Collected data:
====

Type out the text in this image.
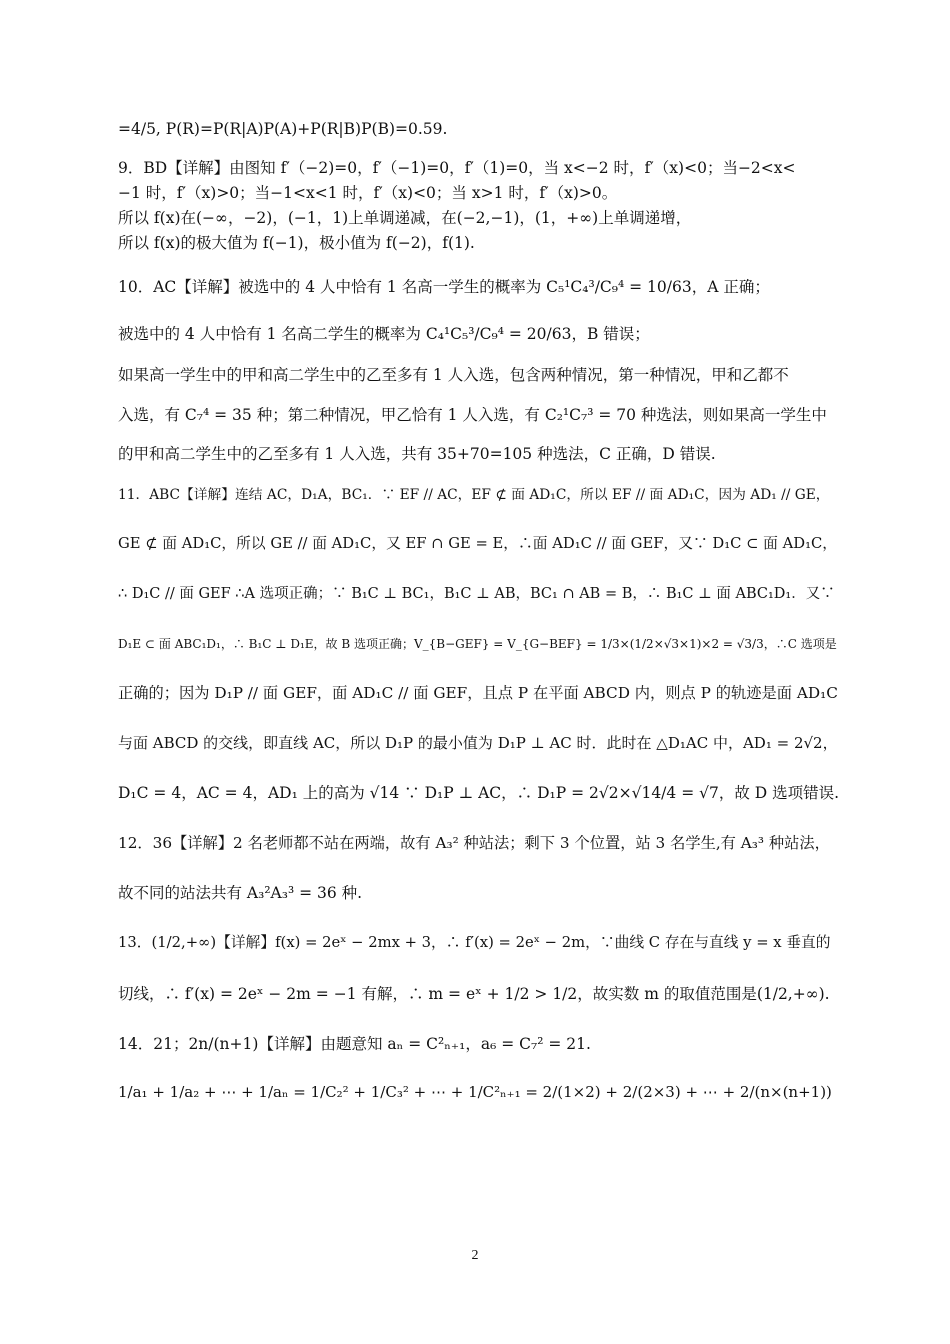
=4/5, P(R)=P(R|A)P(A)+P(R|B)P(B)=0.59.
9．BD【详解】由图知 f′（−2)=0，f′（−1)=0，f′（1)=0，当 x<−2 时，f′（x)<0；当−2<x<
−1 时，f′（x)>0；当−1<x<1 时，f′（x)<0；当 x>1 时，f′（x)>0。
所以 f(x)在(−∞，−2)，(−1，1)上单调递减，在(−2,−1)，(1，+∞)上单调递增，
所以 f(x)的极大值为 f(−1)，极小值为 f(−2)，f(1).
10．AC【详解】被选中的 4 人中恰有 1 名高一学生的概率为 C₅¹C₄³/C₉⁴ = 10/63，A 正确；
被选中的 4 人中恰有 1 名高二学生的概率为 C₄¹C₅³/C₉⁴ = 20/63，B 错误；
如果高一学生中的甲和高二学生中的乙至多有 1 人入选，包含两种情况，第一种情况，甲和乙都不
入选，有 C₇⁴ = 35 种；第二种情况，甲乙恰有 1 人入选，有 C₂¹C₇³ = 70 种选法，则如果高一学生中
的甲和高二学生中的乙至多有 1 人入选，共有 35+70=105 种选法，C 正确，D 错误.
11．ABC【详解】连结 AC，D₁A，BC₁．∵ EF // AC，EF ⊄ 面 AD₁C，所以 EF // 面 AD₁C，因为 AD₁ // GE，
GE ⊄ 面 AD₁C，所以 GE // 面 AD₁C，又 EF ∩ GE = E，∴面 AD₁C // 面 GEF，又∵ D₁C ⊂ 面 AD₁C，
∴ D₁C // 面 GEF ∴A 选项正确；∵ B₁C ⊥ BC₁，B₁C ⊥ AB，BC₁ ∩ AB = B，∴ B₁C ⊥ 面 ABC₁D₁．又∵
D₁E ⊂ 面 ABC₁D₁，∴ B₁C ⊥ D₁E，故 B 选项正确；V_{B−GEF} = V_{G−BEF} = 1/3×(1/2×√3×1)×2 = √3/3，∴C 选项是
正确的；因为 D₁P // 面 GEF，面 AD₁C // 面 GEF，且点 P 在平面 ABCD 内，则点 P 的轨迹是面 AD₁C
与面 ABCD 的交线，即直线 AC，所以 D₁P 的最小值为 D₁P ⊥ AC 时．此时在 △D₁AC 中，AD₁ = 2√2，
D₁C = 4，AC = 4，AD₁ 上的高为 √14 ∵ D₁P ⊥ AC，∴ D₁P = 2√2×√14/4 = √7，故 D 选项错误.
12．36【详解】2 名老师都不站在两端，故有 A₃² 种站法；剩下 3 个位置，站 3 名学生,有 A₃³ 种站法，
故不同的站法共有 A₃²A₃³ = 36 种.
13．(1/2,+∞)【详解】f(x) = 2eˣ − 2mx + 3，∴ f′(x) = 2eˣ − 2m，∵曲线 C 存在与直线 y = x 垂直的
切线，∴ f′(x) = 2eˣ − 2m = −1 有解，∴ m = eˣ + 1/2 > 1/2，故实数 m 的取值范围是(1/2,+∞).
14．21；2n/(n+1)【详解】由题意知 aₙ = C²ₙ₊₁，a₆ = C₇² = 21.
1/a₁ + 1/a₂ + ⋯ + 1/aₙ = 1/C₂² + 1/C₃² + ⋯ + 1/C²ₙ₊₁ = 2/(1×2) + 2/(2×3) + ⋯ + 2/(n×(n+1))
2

====

Track down all lines above with the string "ABC₁D₁" and copy them.

→ RESULT FOR THIS EXERCISE
∴ D₁C // 面 GEF ∴A 选项正确；∵ B₁C ⊥ BC₁，B₁C ⊥ AB，BC₁ ∩ AB = B，∴ B₁C ⊥ 面 ABC₁D₁．又∵
D₁E ⊂ 面 ABC₁D₁，∴ B₁C ⊥ D₁E，故 B 选项正确；V_{B−GEF} = V_{G−BEF} = 1/3×(1/2×√3×1)×2 = √3/3，∴C 选项是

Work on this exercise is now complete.